Supplied data —
------

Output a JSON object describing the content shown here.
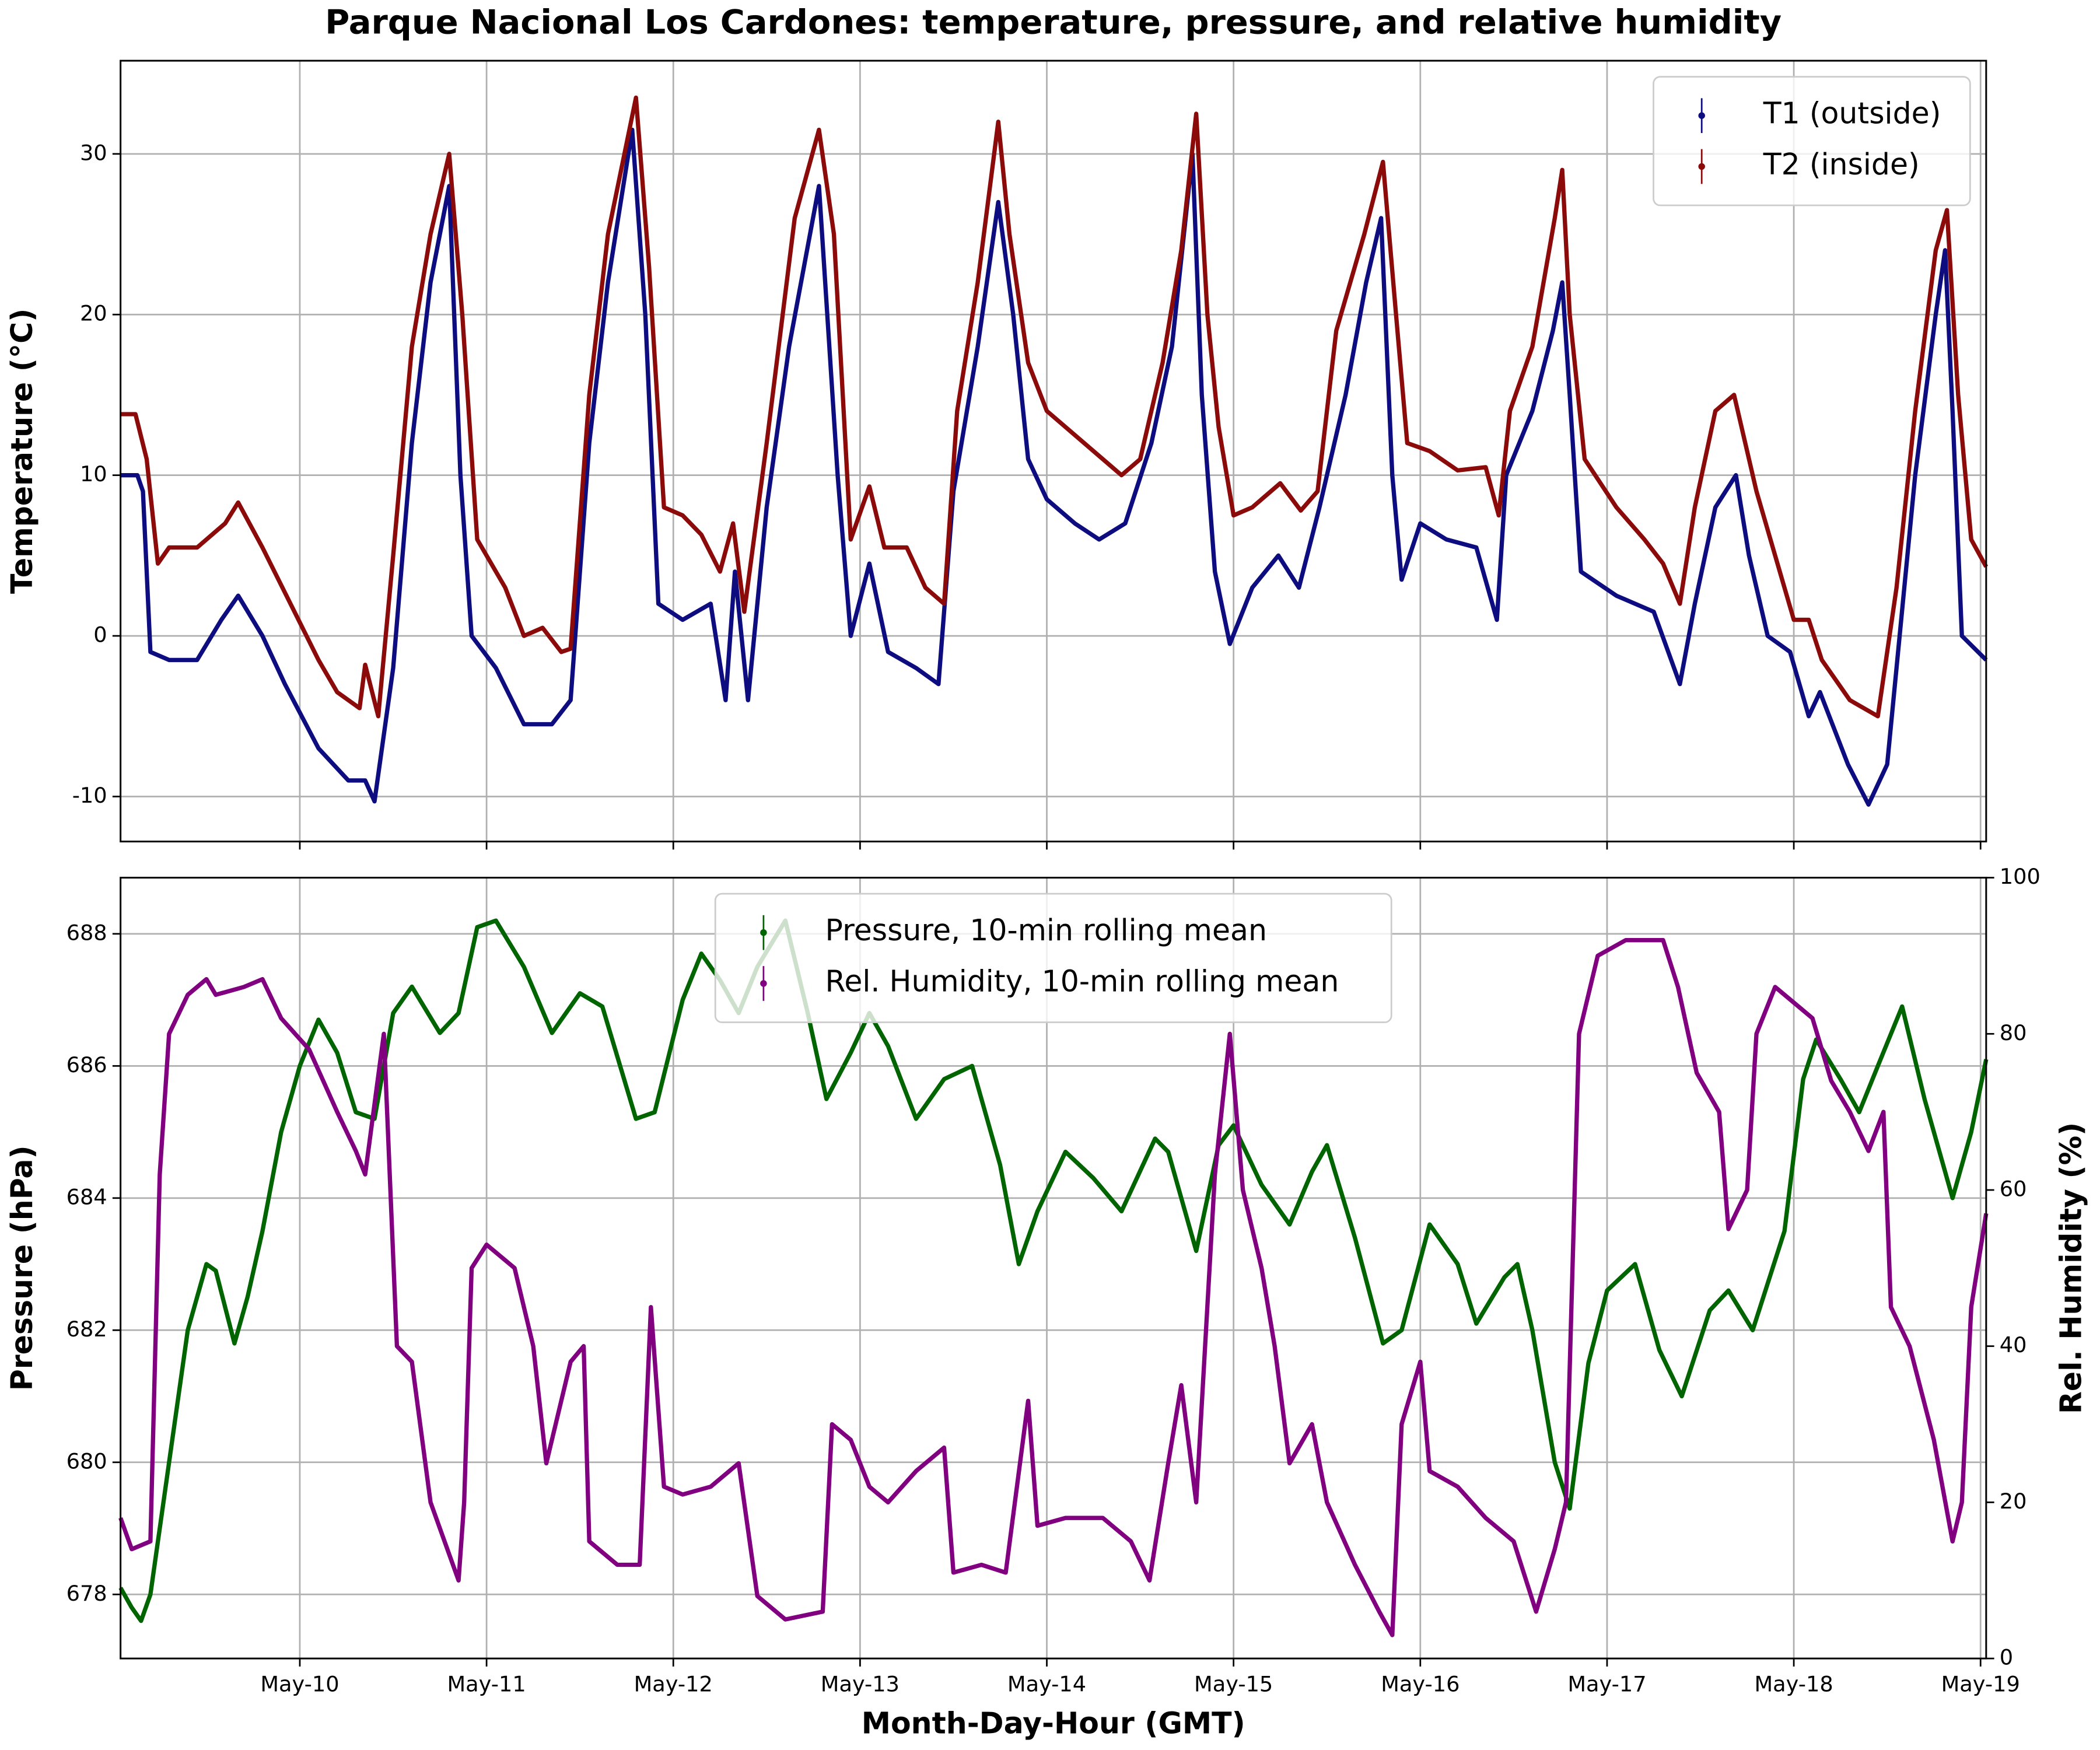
{
  "chart_data": [
    {
      "type": "scatter",
      "title": "Parque Nacional Los Cardones: temperature, pressure, and relative humidity",
      "ylabel": "Temperature (°C)",
      "xlim": [
        9.04,
        19.03
      ],
      "xticks": [
        10,
        11,
        12,
        13,
        14,
        15,
        16,
        17,
        18,
        19
      ],
      "ylim": [
        -12.8,
        35.8
      ],
      "yticks": [
        -10,
        0,
        10,
        20,
        30
      ],
      "grid": true,
      "legend": "upper right",
      "series": [
        {
          "name": "T1 (outside)",
          "color": "#0d0d80",
          "x": [
            9.04,
            9.13,
            9.16,
            9.2,
            9.3,
            9.45,
            9.58,
            9.67,
            9.8,
            9.92,
            10.1,
            10.26,
            10.35,
            10.4,
            10.5,
            10.6,
            10.7,
            10.8,
            10.86,
            10.92,
            11.05,
            11.2,
            11.35,
            11.45,
            11.55,
            11.65,
            11.78,
            11.85,
            11.92,
            12.05,
            12.2,
            12.28,
            12.33,
            12.4,
            12.5,
            12.62,
            12.78,
            12.88,
            12.95,
            13.05,
            13.15,
            13.3,
            13.42,
            13.5,
            13.63,
            13.74,
            13.82,
            13.9,
            14.0,
            14.15,
            14.28,
            14.42,
            14.56,
            14.67,
            14.78,
            14.83,
            14.9,
            14.98,
            15.1,
            15.24,
            15.35,
            15.46,
            15.6,
            15.71,
            15.79,
            15.85,
            15.9,
            16.0,
            16.14,
            16.3,
            16.41,
            16.46,
            16.6,
            16.71,
            16.76,
            16.8,
            16.86,
            17.05,
            17.25,
            17.39,
            17.47,
            17.58,
            17.69,
            17.76,
            17.86,
            17.98,
            18.08,
            18.14,
            18.29,
            18.4,
            18.5,
            18.65,
            18.76,
            18.81,
            18.85,
            18.9,
            19.03
          ],
          "values": [
            10,
            10,
            9,
            -1,
            -1.5,
            -1.5,
            1,
            2.5,
            0,
            -3,
            -7,
            -9,
            -9,
            -10.3,
            -2,
            12,
            22,
            28,
            10,
            0,
            -2,
            -5.5,
            -5.5,
            -4,
            12,
            22,
            31.5,
            20,
            2,
            1,
            2,
            -4,
            4,
            -4,
            8,
            18,
            28,
            10,
            0,
            4.5,
            -1,
            -2,
            -3,
            9,
            18,
            27,
            20,
            11,
            8.5,
            7,
            6,
            7,
            12,
            18,
            30,
            15,
            4,
            -0.5,
            3,
            5,
            3,
            8,
            15,
            22,
            26,
            10,
            3.5,
            7,
            6,
            5.5,
            1,
            10,
            14,
            19,
            22,
            15,
            4,
            2.5,
            1.5,
            -3,
            2,
            8,
            10,
            5,
            0,
            -1,
            -5,
            -3.5,
            -8,
            -10.5,
            -8,
            10,
            20,
            24,
            14,
            0,
            -1.5
          ]
        },
        {
          "name": "T2 (inside)",
          "color": "#8b0a0a",
          "x": [
            9.04,
            9.12,
            9.18,
            9.24,
            9.3,
            9.45,
            9.6,
            9.67,
            9.8,
            9.95,
            10.1,
            10.2,
            10.32,
            10.35,
            10.42,
            10.5,
            10.6,
            10.7,
            10.8,
            10.87,
            10.95,
            11.1,
            11.2,
            11.3,
            11.4,
            11.45,
            11.55,
            11.65,
            11.8,
            11.87,
            11.95,
            12.05,
            12.15,
            12.25,
            12.32,
            12.38,
            12.5,
            12.65,
            12.78,
            12.86,
            12.95,
            13.05,
            13.13,
            13.25,
            13.35,
            13.45,
            13.52,
            13.63,
            13.74,
            13.8,
            13.9,
            14.0,
            14.2,
            14.4,
            14.5,
            14.62,
            14.72,
            14.8,
            14.86,
            14.92,
            15.0,
            15.1,
            15.25,
            15.36,
            15.45,
            15.55,
            15.7,
            15.8,
            15.87,
            15.93,
            16.05,
            16.2,
            16.35,
            16.42,
            16.48,
            16.6,
            16.72,
            16.76,
            16.8,
            16.88,
            17.05,
            17.2,
            17.3,
            17.39,
            17.47,
            17.58,
            17.68,
            17.8,
            17.9,
            18.0,
            18.08,
            18.15,
            18.3,
            18.45,
            18.55,
            18.65,
            18.76,
            18.82,
            18.88,
            18.95,
            19.03
          ],
          "values": [
            13.8,
            13.8,
            11,
            4.5,
            5.5,
            5.5,
            7,
            8.3,
            5.5,
            2,
            -1.5,
            -3.5,
            -4.5,
            -1.8,
            -5,
            5,
            18,
            25,
            30,
            20,
            6,
            3,
            0,
            0.5,
            -1,
            -0.8,
            15,
            25,
            33.5,
            23,
            8,
            7.5,
            6.3,
            4,
            7,
            1.5,
            12,
            26,
            31.5,
            25,
            6,
            9.3,
            5.5,
            5.5,
            3,
            2,
            14,
            22,
            32,
            25,
            17,
            14,
            12,
            10,
            11,
            17,
            24,
            32.5,
            20,
            13,
            7.5,
            8,
            9.5,
            7.8,
            9,
            19,
            25,
            29.5,
            20,
            12,
            11.5,
            10.3,
            10.5,
            7.5,
            14,
            18,
            26,
            29,
            20,
            11,
            8,
            6,
            4.5,
            2,
            8,
            14,
            15,
            9,
            5,
            1,
            1,
            -1.5,
            -4,
            -5,
            3,
            14,
            24,
            26.5,
            15,
            6,
            4.3
          ]
        }
      ]
    },
    {
      "type": "scatter",
      "xlabel": "Month-Day-Hour (GMT)",
      "ylabel": "Pressure (hPa)",
      "y2label": "Rel. Humidity (%)",
      "xlim": [
        9.04,
        19.03
      ],
      "xticks": [
        {
          "value": 10,
          "label": "May-10"
        },
        {
          "value": 11,
          "label": "May-11"
        },
        {
          "value": 12,
          "label": "May-12"
        },
        {
          "value": 13,
          "label": "May-13"
        },
        {
          "value": 14,
          "label": "May-14"
        },
        {
          "value": 15,
          "label": "May-15"
        },
        {
          "value": 16,
          "label": "May-16"
        },
        {
          "value": 17,
          "label": "May-17"
        },
        {
          "value": 18,
          "label": "May-18"
        },
        {
          "value": 19,
          "label": "May-19"
        }
      ],
      "ylim": [
        677.03,
        688.85
      ],
      "yticks": [
        678,
        680,
        682,
        684,
        686,
        688
      ],
      "y2lim": [
        0,
        100
      ],
      "y2ticks": [
        0,
        20,
        40,
        60,
        80,
        100
      ],
      "grid": true,
      "legend": "upper center",
      "series": [
        {
          "name": "Pressure, 10-min rolling mean",
          "color": "#006400",
          "x": [
            9.04,
            9.1,
            9.15,
            9.2,
            9.3,
            9.4,
            9.5,
            9.55,
            9.65,
            9.72,
            9.8,
            9.9,
            10.0,
            10.1,
            10.2,
            10.3,
            10.4,
            10.5,
            10.6,
            10.75,
            10.85,
            10.95,
            11.05,
            11.2,
            11.35,
            11.5,
            11.62,
            11.8,
            11.9,
            12.05,
            12.15,
            12.25,
            12.35,
            12.45,
            12.6,
            12.72,
            12.82,
            12.95,
            13.05,
            13.15,
            13.3,
            13.45,
            13.6,
            13.75,
            13.85,
            13.95,
            14.1,
            14.25,
            14.4,
            14.58,
            14.65,
            14.8,
            14.92,
            15.0,
            15.15,
            15.3,
            15.42,
            15.5,
            15.65,
            15.8,
            15.9,
            16.05,
            16.2,
            16.3,
            16.45,
            16.52,
            16.6,
            16.72,
            16.8,
            16.9,
            17.0,
            17.15,
            17.28,
            17.4,
            17.55,
            17.65,
            17.78,
            17.95,
            18.05,
            18.12,
            18.25,
            18.35,
            18.45,
            18.58,
            18.7,
            18.85,
            18.95,
            19.03
          ],
          "values": [
            678.1,
            677.8,
            677.6,
            678,
            680,
            682,
            683,
            682.9,
            681.8,
            682.5,
            683.5,
            685,
            686,
            686.7,
            686.2,
            685.3,
            685.2,
            686.8,
            687.2,
            686.5,
            686.8,
            688.1,
            688.2,
            687.5,
            686.5,
            687.1,
            686.9,
            685.2,
            685.3,
            687,
            687.7,
            687.3,
            686.8,
            687.5,
            688.2,
            686.8,
            685.5,
            686.2,
            686.8,
            686.3,
            685.2,
            685.8,
            686,
            684.5,
            683,
            683.8,
            684.7,
            684.3,
            683.8,
            684.9,
            684.7,
            683.2,
            684.8,
            685.1,
            684.2,
            683.6,
            684.4,
            684.8,
            683.4,
            681.8,
            682,
            683.6,
            683,
            682.1,
            682.8,
            683,
            682,
            680,
            679.3,
            681.5,
            682.6,
            683,
            681.7,
            681,
            682.3,
            682.6,
            682,
            683.5,
            685.8,
            686.4,
            685.8,
            685.3,
            686,
            686.9,
            685.5,
            684,
            685,
            686.1
          ]
        },
        {
          "name": "Rel. Humidity, 10-min rolling mean",
          "color": "#800080",
          "axis": "y2",
          "x": [
            9.04,
            9.1,
            9.2,
            9.25,
            9.3,
            9.4,
            9.5,
            9.55,
            9.7,
            9.8,
            9.9,
            10.05,
            10.2,
            10.3,
            10.35,
            10.45,
            10.52,
            10.6,
            10.7,
            10.85,
            10.88,
            10.92,
            11.0,
            11.15,
            11.25,
            11.32,
            11.45,
            11.52,
            11.55,
            11.7,
            11.82,
            11.88,
            11.95,
            12.05,
            12.2,
            12.35,
            12.45,
            12.6,
            12.8,
            12.85,
            12.95,
            13.05,
            13.15,
            13.3,
            13.45,
            13.5,
            13.65,
            13.78,
            13.9,
            13.95,
            14.1,
            14.3,
            14.45,
            14.55,
            14.65,
            14.72,
            14.8,
            14.9,
            14.98,
            15.05,
            15.15,
            15.22,
            15.3,
            15.42,
            15.5,
            15.65,
            15.78,
            15.85,
            15.9,
            16.0,
            16.05,
            16.2,
            16.35,
            16.5,
            16.62,
            16.72,
            16.78,
            16.85,
            16.95,
            17.1,
            17.3,
            17.38,
            17.48,
            17.6,
            17.65,
            17.75,
            17.8,
            17.9,
            18.0,
            18.1,
            18.2,
            18.3,
            18.4,
            18.48,
            18.52,
            18.62,
            18.75,
            18.85,
            18.9,
            18.95,
            19.03
          ],
          "values": [
            18,
            14,
            15,
            62,
            80,
            85,
            87,
            85,
            86,
            87,
            82,
            78,
            70,
            65,
            62,
            80,
            40,
            38,
            20,
            10,
            20,
            50,
            53,
            50,
            40,
            25,
            38,
            40,
            15,
            12,
            12,
            45,
            22,
            21,
            22,
            25,
            8,
            5,
            6,
            30,
            28,
            22,
            20,
            24,
            27,
            11,
            12,
            11,
            33,
            17,
            18,
            18,
            15,
            10,
            25,
            35,
            20,
            62,
            80,
            60,
            50,
            40,
            25,
            30,
            20,
            12,
            6,
            3,
            30,
            38,
            24,
            22,
            18,
            15,
            6,
            14,
            20,
            80,
            90,
            92,
            92,
            86,
            75,
            70,
            55,
            60,
            80,
            86,
            84,
            82,
            74,
            70,
            65,
            70,
            45,
            40,
            28,
            15,
            20,
            45,
            57
          ]
        }
      ]
    }
  ]
}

------

Exercise description — Scan the entries above for the word "mean" and collect each line holding it.

Task answer —
          "name": "Pressure, 10-min rolling mean",
          "name": "Rel. Humidity, 10-min rolling mean",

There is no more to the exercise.